• **TASK MATERIAL**:
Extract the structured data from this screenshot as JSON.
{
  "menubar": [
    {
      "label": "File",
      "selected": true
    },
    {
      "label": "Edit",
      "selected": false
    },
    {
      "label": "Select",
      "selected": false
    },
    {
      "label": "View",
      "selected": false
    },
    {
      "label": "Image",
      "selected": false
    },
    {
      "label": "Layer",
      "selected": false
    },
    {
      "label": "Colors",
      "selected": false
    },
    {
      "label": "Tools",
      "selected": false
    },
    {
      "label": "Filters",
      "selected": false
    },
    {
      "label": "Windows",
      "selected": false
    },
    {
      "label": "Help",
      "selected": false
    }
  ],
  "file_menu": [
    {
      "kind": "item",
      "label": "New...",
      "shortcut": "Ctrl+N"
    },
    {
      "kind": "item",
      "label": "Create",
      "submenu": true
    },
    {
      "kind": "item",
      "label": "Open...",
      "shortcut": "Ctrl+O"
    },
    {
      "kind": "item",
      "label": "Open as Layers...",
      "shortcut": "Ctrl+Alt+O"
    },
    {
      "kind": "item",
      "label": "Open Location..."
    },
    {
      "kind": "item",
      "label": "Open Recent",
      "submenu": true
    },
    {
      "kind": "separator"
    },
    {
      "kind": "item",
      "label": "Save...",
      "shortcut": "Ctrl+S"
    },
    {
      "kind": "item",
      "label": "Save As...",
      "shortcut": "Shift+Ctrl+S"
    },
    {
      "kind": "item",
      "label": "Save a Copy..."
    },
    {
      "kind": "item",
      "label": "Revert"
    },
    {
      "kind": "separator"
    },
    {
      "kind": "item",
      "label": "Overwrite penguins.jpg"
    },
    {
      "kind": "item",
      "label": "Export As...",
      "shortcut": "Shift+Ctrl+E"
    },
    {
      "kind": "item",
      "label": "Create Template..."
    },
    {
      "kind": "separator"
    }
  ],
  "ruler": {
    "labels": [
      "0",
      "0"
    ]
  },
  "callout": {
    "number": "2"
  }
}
==
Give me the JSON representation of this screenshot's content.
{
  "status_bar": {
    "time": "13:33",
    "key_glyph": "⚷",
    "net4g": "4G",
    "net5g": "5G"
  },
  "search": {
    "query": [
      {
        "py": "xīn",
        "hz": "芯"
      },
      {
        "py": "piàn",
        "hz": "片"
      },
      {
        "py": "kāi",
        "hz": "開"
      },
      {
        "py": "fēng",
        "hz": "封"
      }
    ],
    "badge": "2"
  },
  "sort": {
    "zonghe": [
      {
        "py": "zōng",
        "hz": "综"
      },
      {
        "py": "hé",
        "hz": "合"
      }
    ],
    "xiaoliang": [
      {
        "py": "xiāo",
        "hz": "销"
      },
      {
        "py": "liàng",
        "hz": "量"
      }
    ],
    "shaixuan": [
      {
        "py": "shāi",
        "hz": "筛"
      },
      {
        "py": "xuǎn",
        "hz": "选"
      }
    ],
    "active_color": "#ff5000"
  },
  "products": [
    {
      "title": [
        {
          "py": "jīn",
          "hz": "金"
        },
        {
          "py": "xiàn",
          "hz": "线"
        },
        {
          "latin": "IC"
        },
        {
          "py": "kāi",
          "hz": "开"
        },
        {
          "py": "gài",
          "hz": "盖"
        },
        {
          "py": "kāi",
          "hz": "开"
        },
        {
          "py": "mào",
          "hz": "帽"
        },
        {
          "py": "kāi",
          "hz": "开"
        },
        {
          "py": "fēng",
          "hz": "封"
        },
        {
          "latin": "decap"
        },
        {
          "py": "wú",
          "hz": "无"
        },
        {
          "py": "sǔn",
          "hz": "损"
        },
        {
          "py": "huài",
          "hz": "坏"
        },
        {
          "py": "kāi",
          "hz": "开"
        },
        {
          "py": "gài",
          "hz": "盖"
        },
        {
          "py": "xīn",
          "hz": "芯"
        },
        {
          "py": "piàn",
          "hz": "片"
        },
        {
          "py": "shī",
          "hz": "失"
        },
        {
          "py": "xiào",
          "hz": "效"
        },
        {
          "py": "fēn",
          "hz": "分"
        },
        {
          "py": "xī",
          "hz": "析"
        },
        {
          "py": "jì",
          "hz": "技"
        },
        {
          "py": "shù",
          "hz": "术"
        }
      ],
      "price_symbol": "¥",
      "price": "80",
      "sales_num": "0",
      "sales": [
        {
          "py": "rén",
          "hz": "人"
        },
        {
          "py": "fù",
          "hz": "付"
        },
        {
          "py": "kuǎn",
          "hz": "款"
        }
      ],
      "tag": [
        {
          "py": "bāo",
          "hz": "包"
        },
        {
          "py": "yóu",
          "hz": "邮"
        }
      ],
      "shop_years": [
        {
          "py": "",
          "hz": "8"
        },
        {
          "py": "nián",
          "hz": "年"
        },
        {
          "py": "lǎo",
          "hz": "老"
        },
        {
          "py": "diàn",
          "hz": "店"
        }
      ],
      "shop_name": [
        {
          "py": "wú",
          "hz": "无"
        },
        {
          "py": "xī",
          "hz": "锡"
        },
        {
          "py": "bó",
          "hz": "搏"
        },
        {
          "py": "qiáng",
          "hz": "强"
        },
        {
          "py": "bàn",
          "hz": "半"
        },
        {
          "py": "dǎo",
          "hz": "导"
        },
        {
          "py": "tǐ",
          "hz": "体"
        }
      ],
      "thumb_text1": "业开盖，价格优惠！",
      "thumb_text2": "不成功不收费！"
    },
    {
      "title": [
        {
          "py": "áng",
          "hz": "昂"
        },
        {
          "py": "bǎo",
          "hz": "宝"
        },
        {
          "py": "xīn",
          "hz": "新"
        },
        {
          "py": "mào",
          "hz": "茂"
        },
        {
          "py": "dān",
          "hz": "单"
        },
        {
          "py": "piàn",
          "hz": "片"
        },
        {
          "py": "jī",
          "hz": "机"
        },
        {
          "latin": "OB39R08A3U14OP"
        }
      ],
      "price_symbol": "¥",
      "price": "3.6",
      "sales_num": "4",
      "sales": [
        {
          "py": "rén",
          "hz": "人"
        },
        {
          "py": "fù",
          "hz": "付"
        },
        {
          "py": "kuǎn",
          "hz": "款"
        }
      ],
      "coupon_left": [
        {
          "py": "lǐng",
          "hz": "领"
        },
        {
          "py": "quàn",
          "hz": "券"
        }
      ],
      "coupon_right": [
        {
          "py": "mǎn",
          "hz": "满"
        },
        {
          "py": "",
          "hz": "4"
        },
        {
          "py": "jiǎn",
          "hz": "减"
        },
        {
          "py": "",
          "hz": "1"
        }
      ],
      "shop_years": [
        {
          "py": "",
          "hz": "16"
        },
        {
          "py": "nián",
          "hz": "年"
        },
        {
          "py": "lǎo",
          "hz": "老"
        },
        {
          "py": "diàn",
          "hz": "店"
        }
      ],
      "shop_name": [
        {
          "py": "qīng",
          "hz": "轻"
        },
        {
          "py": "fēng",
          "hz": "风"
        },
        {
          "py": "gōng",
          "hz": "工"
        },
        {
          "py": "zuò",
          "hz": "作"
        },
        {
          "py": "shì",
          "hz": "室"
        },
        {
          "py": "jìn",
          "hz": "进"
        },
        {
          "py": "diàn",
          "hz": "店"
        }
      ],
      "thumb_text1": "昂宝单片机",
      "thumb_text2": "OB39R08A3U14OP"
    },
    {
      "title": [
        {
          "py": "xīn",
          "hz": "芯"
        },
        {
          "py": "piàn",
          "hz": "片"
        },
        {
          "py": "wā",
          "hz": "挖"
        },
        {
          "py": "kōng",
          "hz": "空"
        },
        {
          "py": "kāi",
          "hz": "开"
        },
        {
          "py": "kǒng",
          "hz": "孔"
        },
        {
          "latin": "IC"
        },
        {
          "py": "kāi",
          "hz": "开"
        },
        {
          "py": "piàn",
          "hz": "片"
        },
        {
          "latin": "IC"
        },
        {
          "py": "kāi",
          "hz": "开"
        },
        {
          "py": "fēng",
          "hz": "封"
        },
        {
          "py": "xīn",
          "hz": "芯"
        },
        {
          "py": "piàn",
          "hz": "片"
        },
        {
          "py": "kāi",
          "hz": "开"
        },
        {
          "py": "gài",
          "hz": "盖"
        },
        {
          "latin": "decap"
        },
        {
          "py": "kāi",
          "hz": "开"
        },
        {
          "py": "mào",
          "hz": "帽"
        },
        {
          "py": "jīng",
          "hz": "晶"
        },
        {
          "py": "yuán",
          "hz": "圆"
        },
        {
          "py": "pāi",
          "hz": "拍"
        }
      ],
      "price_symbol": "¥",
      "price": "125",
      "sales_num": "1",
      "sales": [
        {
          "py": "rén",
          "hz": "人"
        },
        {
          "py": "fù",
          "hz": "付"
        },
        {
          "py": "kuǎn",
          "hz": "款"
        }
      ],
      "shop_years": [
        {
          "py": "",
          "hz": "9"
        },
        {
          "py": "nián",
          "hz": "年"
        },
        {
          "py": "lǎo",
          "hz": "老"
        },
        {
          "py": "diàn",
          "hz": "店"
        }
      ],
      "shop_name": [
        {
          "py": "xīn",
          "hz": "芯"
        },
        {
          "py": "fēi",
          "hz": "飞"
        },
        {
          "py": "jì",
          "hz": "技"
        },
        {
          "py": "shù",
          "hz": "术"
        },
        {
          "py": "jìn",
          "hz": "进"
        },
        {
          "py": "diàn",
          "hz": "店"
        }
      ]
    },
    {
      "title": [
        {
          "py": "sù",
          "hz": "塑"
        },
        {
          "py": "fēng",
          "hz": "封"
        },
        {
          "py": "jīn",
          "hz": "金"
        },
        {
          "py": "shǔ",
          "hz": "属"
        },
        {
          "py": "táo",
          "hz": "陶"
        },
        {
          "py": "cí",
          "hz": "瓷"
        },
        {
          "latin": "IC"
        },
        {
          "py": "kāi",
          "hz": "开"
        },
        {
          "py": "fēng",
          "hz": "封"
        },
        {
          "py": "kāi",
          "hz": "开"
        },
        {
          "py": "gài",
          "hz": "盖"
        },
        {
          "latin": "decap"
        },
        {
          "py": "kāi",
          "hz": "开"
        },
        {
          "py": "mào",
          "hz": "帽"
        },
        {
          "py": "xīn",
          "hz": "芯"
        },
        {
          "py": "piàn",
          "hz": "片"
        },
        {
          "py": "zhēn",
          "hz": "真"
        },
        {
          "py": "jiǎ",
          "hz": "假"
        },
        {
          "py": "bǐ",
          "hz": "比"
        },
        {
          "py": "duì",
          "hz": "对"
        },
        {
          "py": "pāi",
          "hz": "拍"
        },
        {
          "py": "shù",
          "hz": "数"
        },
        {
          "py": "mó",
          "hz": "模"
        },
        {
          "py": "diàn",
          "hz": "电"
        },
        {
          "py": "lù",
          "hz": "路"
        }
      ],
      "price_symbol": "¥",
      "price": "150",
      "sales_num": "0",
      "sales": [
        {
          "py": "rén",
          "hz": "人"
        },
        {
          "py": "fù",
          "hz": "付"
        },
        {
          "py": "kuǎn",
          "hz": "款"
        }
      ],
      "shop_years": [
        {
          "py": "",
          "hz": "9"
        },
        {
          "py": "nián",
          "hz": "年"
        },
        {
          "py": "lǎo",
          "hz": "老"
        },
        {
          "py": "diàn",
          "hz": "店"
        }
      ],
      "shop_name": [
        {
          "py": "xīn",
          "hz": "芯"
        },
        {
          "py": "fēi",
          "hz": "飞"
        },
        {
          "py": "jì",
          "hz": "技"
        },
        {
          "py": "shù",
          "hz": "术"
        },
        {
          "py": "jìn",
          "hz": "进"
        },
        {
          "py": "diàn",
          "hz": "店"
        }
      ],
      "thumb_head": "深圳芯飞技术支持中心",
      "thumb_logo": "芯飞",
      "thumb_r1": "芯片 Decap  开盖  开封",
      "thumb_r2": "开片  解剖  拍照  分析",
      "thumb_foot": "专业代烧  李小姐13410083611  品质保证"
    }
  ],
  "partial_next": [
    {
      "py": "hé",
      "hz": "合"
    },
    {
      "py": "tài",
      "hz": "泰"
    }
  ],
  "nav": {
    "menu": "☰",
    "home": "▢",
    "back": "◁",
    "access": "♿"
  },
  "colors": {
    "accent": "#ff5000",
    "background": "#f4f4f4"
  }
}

• **SET PROBLEM**: Copy every line of the records above that holds the word "shortcut".

• **SOLUTION TO THE EXERCISE**:
      "shortcut": "Ctrl+N"
      "shortcut": "Ctrl+O"
      "shortcut": "Ctrl+Alt+O"
      "shortcut": "Ctrl+S"
      "shortcut": "Shift+Ctrl+S"
      "shortcut": "Shift+Ctrl+E"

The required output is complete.